• [The records]:
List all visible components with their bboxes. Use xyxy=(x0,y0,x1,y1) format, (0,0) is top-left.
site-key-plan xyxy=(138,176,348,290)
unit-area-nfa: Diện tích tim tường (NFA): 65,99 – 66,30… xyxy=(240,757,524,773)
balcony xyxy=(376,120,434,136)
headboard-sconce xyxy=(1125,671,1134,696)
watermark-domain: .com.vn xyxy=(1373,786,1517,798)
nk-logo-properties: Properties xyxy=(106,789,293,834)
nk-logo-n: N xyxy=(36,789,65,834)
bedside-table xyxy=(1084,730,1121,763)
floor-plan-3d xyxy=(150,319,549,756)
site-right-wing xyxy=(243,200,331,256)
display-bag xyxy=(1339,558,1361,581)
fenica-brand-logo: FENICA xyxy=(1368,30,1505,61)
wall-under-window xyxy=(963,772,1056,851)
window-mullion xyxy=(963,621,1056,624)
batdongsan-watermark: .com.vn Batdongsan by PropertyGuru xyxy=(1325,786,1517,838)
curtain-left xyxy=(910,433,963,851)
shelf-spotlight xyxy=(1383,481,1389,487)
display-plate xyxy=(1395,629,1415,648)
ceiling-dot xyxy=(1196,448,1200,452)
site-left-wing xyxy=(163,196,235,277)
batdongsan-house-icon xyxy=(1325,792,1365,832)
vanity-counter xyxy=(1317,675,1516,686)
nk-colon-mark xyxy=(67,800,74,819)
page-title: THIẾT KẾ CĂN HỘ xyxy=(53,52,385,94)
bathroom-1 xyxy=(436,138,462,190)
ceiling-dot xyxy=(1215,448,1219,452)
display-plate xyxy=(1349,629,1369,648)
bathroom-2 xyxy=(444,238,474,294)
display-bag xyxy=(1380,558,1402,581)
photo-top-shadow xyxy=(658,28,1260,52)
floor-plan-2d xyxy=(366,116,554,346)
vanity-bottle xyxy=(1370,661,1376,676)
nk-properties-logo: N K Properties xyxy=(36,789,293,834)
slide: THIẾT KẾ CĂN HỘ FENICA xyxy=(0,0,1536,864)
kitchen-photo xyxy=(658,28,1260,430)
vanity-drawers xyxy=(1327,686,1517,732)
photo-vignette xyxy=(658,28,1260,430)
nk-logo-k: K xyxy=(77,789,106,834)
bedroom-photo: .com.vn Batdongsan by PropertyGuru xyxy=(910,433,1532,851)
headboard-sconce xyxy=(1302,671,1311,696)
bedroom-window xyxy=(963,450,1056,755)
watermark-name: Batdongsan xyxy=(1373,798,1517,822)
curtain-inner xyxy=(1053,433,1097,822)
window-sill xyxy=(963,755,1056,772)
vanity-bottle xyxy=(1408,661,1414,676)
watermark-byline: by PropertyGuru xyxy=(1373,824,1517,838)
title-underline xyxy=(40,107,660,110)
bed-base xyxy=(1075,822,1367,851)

• [Aim]:
Copy the rows above word for word, from the first row through the row that contains "ceiling-dot xyxy=(1196,448,1200,452)".

• [Result below]:
List all visible components with their bboxes. Use xyxy=(x0,y0,x1,y1) format, (0,0) is top-left.
site-key-plan xyxy=(138,176,348,290)
unit-area-nfa: Diện tích tim tường (NFA): 65,99 – 66,30… xyxy=(240,757,524,773)
balcony xyxy=(376,120,434,136)
headboard-sconce xyxy=(1125,671,1134,696)
watermark-domain: .com.vn xyxy=(1373,786,1517,798)
nk-logo-properties: Properties xyxy=(106,789,293,834)
nk-logo-n: N xyxy=(36,789,65,834)
bedside-table xyxy=(1084,730,1121,763)
floor-plan-3d xyxy=(150,319,549,756)
site-right-wing xyxy=(243,200,331,256)
display-bag xyxy=(1339,558,1361,581)
fenica-brand-logo: FENICA xyxy=(1368,30,1505,61)
wall-under-window xyxy=(963,772,1056,851)
window-mullion xyxy=(963,621,1056,624)
batdongsan-watermark: .com.vn Batdongsan by PropertyGuru xyxy=(1325,786,1517,838)
curtain-left xyxy=(910,433,963,851)
shelf-spotlight xyxy=(1383,481,1389,487)
display-plate xyxy=(1395,629,1415,648)
ceiling-dot xyxy=(1196,448,1200,452)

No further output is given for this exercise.